Output every line below exactly.

--------

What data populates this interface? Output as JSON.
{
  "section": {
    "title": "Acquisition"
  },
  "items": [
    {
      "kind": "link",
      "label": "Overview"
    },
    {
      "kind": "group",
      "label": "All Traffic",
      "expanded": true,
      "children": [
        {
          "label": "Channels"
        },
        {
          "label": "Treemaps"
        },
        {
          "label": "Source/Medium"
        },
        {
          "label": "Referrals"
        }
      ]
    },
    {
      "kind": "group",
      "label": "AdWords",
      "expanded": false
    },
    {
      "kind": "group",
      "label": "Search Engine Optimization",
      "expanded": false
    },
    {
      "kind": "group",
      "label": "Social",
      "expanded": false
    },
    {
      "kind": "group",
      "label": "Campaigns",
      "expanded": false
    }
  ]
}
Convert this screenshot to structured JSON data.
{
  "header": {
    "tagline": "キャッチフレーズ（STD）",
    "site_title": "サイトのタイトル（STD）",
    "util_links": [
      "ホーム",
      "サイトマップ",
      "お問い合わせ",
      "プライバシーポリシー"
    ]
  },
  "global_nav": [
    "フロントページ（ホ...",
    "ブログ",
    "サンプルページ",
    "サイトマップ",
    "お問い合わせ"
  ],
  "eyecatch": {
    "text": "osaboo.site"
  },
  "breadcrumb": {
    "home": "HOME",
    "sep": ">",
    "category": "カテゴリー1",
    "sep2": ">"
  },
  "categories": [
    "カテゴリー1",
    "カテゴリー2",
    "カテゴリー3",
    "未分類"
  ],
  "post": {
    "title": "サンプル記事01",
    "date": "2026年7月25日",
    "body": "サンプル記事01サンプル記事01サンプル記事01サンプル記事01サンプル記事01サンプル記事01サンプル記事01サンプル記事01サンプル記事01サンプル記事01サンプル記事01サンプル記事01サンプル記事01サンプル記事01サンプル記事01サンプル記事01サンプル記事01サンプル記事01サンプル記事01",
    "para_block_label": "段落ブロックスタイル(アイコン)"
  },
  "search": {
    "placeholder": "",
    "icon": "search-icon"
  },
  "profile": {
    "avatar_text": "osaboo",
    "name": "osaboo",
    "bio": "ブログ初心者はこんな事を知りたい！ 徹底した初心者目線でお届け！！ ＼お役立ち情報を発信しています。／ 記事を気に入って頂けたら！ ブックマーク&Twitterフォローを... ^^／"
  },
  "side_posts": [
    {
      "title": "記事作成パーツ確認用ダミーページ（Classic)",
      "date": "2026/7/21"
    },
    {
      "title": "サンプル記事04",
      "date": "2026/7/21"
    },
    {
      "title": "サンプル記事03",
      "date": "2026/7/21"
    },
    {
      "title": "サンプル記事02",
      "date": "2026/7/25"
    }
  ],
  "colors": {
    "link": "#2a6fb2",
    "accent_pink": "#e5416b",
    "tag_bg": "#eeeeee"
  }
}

--------

▸ THE RESULT
What data populates this interface? Output as JSON.
{
  "section": {
    "title": "Acquisition"
  },
  "items": [
    {
      "kind": "link",
      "label": "Overview"
    },
    {
      "kind": "group",
      "label": "All Traffic",
      "expanded": true,
      "children": [
        {
          "label": "Channels"
        },
        {
          "label": "Treemaps"
        },
        {
          "label": "Source/Medium"
        },
        {
          "label": "Referrals"
        }
      ]
    },
    {
      "kind": "group",
      "label": "AdWords",
      "expanded": false
    },
    {
      "kind": "group",
      "label": "Search Engine Optimization",
      "expanded": false
    },
    {
      "kind": "group",
      "label": "Social",
      "expanded": false
    },
    {
      "kind": "group",
      "label": "Campaigns",
      "expanded": false
    }
  ]
}
Convert this screenshot to structured JSON data.
{
  "header": {
    "tagline": "キャッチフレーズ（STD）",
    "site_title": "サイトのタイトル（STD）",
    "util_links": [
      "ホーム",
      "サイトマップ",
      "お問い合わせ",
      "プライバシーポリシー"
    ]
  },
  "global_nav": [
    "フロントページ（ホ...",
    "ブログ",
    "サンプルページ",
    "サイトマップ",
    "お問い合わせ"
  ],
  "eyecatch": {
    "text": "osaboo.site"
  },
  "breadcrumb": {
    "home": "HOME",
    "sep": ">",
    "category": "カテゴリー1",
    "sep2": ">"
  },
  "categories": [
    "カテゴリー1",
    "カテゴリー2",
    "カテゴリー3",
    "未分類"
  ],
  "post": {
    "title": "サンプル記事01",
    "date": "2026年7月25日",
    "body": "サンプル記事01サンプル記事01サンプル記事01サンプル記事01サンプル記事01サンプル記事01サンプル記事01サンプル記事01サンプル記事01サンプル記事01サンプル記事01サンプル記事01サンプル記事01サンプル記事01サンプル記事01サンプル記事01サンプル記事01サンプル記事01サンプル記事01",
    "para_block_label": "段落ブロックスタイル(アイコン)"
  },
  "search": {
    "placeholder": "",
    "icon": "search-icon"
  },
  "profile": {
    "avatar_text": "osaboo",
    "name": "osaboo",
    "bio": "ブログ初心者はこんな事を知りたい！ 徹底した初心者目線でお届け！！ ＼お役立ち情報を発信しています。／ 記事を気に入って頂けたら！ ブックマーク&Twitterフォローを... ^^／"
  },
  "side_posts": [
    {
      "title": "記事作成パーツ確認用ダミーページ（Classic)",
      "date": "2026/7/21"
    },
    {
      "title": "サンプル記事04",
      "date": "2026/7/21"
    },
    {
      "title": "サンプル記事03",
      "date": "2026/7/21"
    },
    {
      "title": "サンプル記事02",
      "date": "2026/7/25"
    }
  ],
  "colors": {
    "link": "#2a6fb2",
    "accent_pink": "#e5416b",
    "tag_bg": "#eeeeee"
  }
}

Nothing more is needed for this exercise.